■ WHAT YOU NEED TO DO ■
A – Repeat the part of the post starting at "My attempt (wrong)" and ending at "to this conclusion.", character for character.
B – Using the post, explain in one to three sentences why the poster first concluded that $\mu_{a,x}=\mu_{a,y}=\mu_{b,x}=\mu_{b,y}$ is necessary and sufficient for $Y-X$ to be symmetric around zero.

■ PAGE ■

'''

Suppose that $(X,Y,Z)$ are mutually independent.

I want to understand under which conditions on $(\mu_a,\mu_b)$ $Y-X$ is symmetric around zero.


My attempt (wrong)

Let $\mu_a\equiv (\mu_{a,x},\mu_{a,y},\mu_{a,z})$, $\mu_b\equiv (\mu_{b,x},\mu_{b,y},\mu_{b,z})$, $\Sigma_a\equiv \begin{pmatrix} \sigma^2_{a,x} & 0 & 0\\ 0 & \sigma^2_{a,y} & 0\\ 0 & 0 & \sigma^2_{a,z}\\ \end{pmatrix}$, and $\Sigma_b\equiv \begin{pmatrix} \sigma^2_{b,x} & 0 & 0\\ 0 & \sigma^2_{b,y} & 0\\ 0 & 0 & \sigma^2_{b,z}\\ \end{pmatrix}$

My initial thought was that $$\mu_{a,x}=\mu_{a,y}=\mu_{b,x}=\mu_{b,y}$$ is necessary and sufficient for the distribution of $Y-X$ to be symmetric wrto zero. Let me explain how I arrived to this conclusion.

Following the proof here, $$ f(Y-X)=w_a^2 [\mathcal{N}(\mu_{a,y}, \sigma^2_{a,y})-\mathcal{N}(\mu_{a,x},\sigma^2_{a,x})+w_aw_b [\mathcal{N}(\mu_{a,y}, \sigma^2_{a,y})-\mathcal{N}(\mu_{b,x},\sigma^2_{b,x})]+w_bw_a[\mathcal{N}(\mu_{b,y}, \sigma^2_{b,y})-\mathcal{N}(\mu_{a,x},\sigma^2_{a,x})]+w_b^2[\mathcal{N}(\mu_{b,y}, \sigma^2_{b,y})-\mathcal{N}(\mu_{b,x},\sigma^2_{b,x})] $$

The four components are symmetric wrto zero if and only if the have the mean at zero, which in turn happens if and only if $$\mu_{a,x}=\mu_{a,y}=\mu_{b,x}=\mu_{b,y}$$

Now, this conclusion seems to be contradicted in simulations. For those of you using Matlab, below I consider the case $[\mu_{a,x}=\mu_{a,y}=\mu_{a,z}]\neq [\mu_{b,x}=\mu_{b,y}=\mu_{b,z}]$

clear
rng default
N=10^4;


mu_a = [10^6 10^6];
sigma_a = [0.001 0; 0 0.002];
mu_b =[20^6 20^6];
sigma_b= [0.005 0; 0 0.004];
MU = [mu_a;mu_b];
SIGMA = cat(3,sigma_a,sigma_b);
w = [1/3 2/3]; %equal weight 0.5
obj = gmdistribution(MU,SIGMA,w);
values = random(obj,N); 


D=values(:,2)-values(:,1);

ecdf(D)

'''

■ GIVEN DATA ■
'''

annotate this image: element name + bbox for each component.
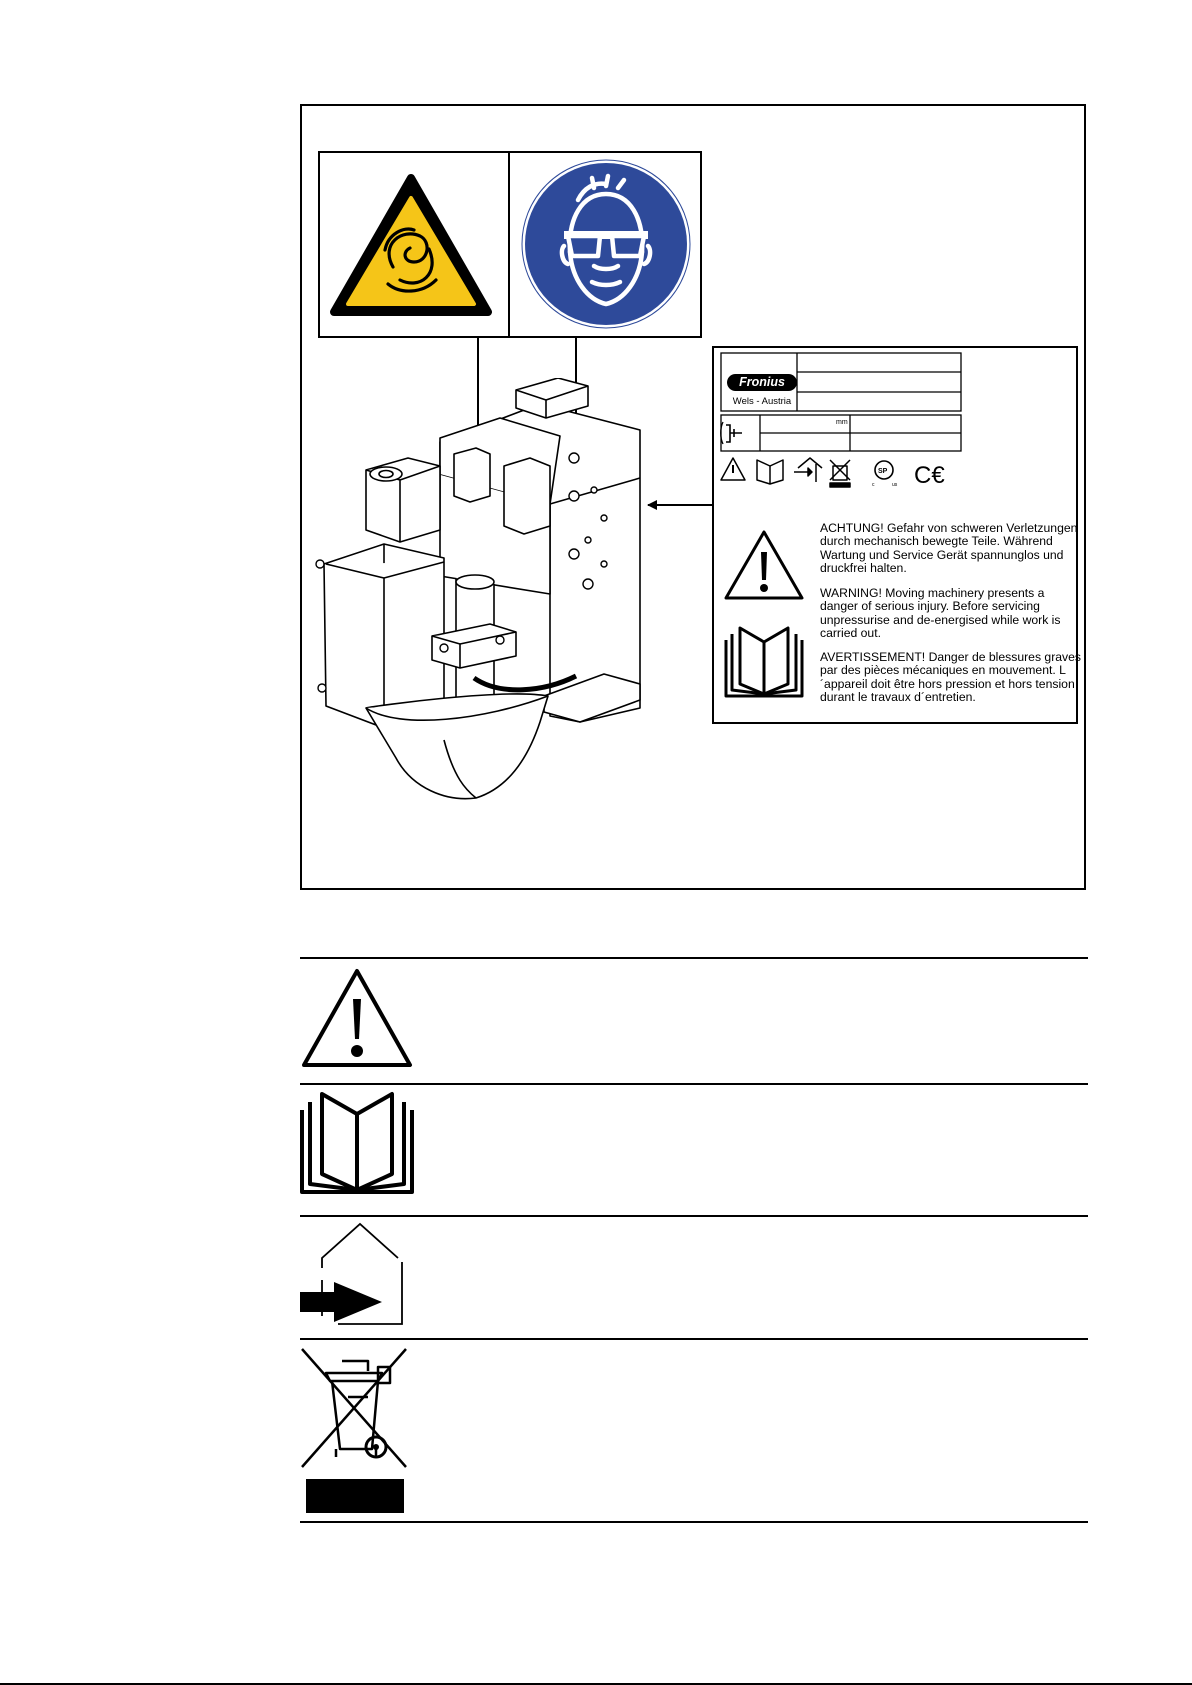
table-rule-1 (300, 1083, 1088, 1085)
fronius-logo-subtitle: Wels - Austria (732, 396, 792, 407)
label-warning-fr: AVERTISSEMENT! Danger de blessures graves par des pièces mécaniques en mouvement. L´appareil doit être hors pression et hors tension durant le travaux d´entretien. (820, 650, 1082, 705)
svg-text:C€: C€ (914, 462, 945, 489)
table-rule-top (300, 957, 1088, 959)
weee-crossed-bin-icon (298, 1345, 416, 1513)
svg-text:SP: SP (878, 468, 888, 475)
svg-text:us: us (892, 482, 898, 488)
warning-triangle-icon (298, 965, 416, 1073)
table-rule-3 (300, 1338, 1088, 1340)
rating-plate-grid (712, 346, 1078, 496)
table-rule-bottom (300, 1521, 1088, 1523)
label-warning-icon (722, 528, 806, 602)
label-manual-icon (722, 624, 806, 700)
fronius-logo-text: Fronius (739, 375, 785, 389)
label-warning-en: WARNING! Moving machinery presents a danger of serious injury. Before servicing unpressurise and de-energised while work is carried out. (820, 586, 1061, 641)
table-rule-2 (300, 1215, 1088, 1217)
label-warning-de: ACHTUNG! Gefahr von schweren Verletzungen durch mechanisch bewegte Teile. Während Wartung und Service Gerät spannunglos und druckfrei halten. (820, 521, 1078, 576)
mm-mark: mm (836, 419, 848, 426)
indoor-use-only-icon (298, 1222, 416, 1328)
read-manual-icon (298, 1090, 416, 1196)
svg-text:c: c (872, 482, 875, 488)
machine-drawing (304, 378, 664, 868)
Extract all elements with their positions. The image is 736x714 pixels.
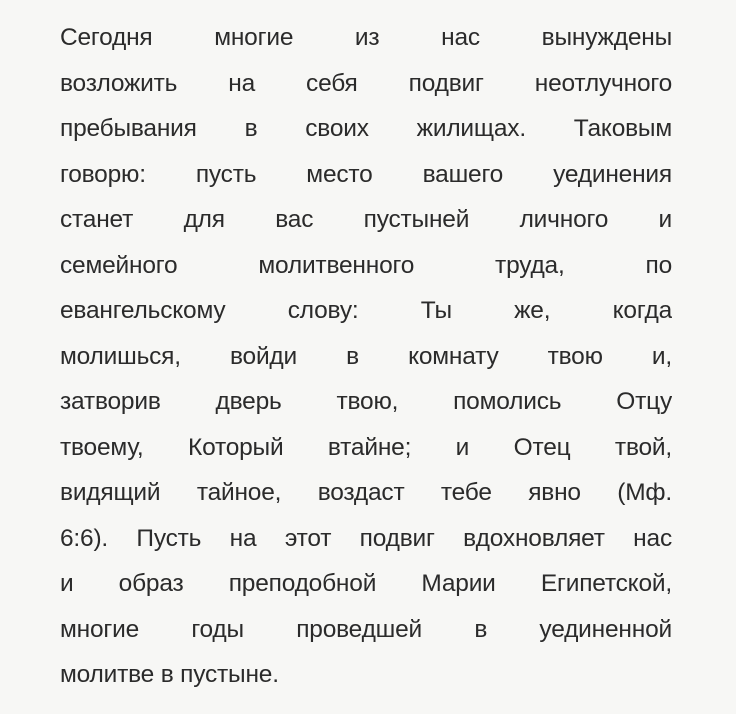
text-line-5: станет для вас пустыней личного и bbox=[60, 206, 672, 233]
text-line-13: и образ преподобной Марии Египетской, bbox=[60, 570, 672, 597]
text-line-14: многие годы проведшей в уединенной bbox=[60, 615, 672, 643]
text-line-11: видящий тайное, воздаст тебе явно (Мф. bbox=[60, 479, 672, 506]
text-line-10: твоему, Который втайне; и Отец твой, bbox=[60, 433, 672, 461]
text-line-12: 6:6). Пусть на этот подвиг вдохновляет нас bbox=[60, 524, 672, 552]
text-line-3: пребывания в своих жилищах. Таковым bbox=[60, 115, 672, 142]
text-line-9: затворив дверь твою, помолись Отцу bbox=[60, 388, 672, 415]
text-line-8: молишься, войди в комнату твою и, bbox=[60, 342, 672, 370]
body-paragraph bbox=[60, 15, 672, 698]
text-line-4: говорю: пусть место вашего уединения bbox=[60, 160, 672, 188]
text-line-1: Сегодня многие из нас вынуждены bbox=[60, 24, 672, 51]
text-line-6: семейного молитвенного труда, по bbox=[60, 251, 672, 279]
text-line-7: евангельскому слову: Ты же, когда bbox=[60, 297, 672, 324]
text-line-15: молитве в пустыне. bbox=[60, 661, 279, 688]
text-line-2: возложить на себя подвиг неотлучного bbox=[60, 69, 672, 97]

'''

■ SOLVED TASKS ■
A –
My attempt (wrong)

Let $\mu_a\equiv (\mu_{a,x},\mu_{a,y},\mu_{a,z})$, $\mu_b\equiv (\mu_{b,x},\mu_{b,y},\mu_{b,z})$, $\Sigma_a\equiv \begin{pmatrix} \sigma^2_{a,x} & 0 & 0\\ 0 & \sigma^2_{a,y} & 0\\ 0 & 0 & \sigma^2_{a,z}\\ \end{pmatrix}$, and $\Sigma_b\equiv \begin{pmatrix} \sigma^2_{b,x} & 0 & 0\\ 0 & \sigma^2_{b,y} & 0\\ 0 & 0 & \sigma^2_{b,z}\\ \end{pmatrix}$

My initial thought was that $$\mu_{a,x}=\mu_{a,y}=\mu_{b,x}=\mu_{b,y}$$ is necessary and sufficient for the distribution of $Y-X$ to be symmetric wrto zero. Let me explain how I arrived to this conclusion.

B – The poster wrote the distribution of $Y-X$ as four weighted components, each a difference of two normal distributions. Each component is symmetric around zero if and only if its mean is zero, and that happens if and only if $\mu_{a,x}=\mu_{a,y}=\mu_{b,x}=\mu_{b,y}$.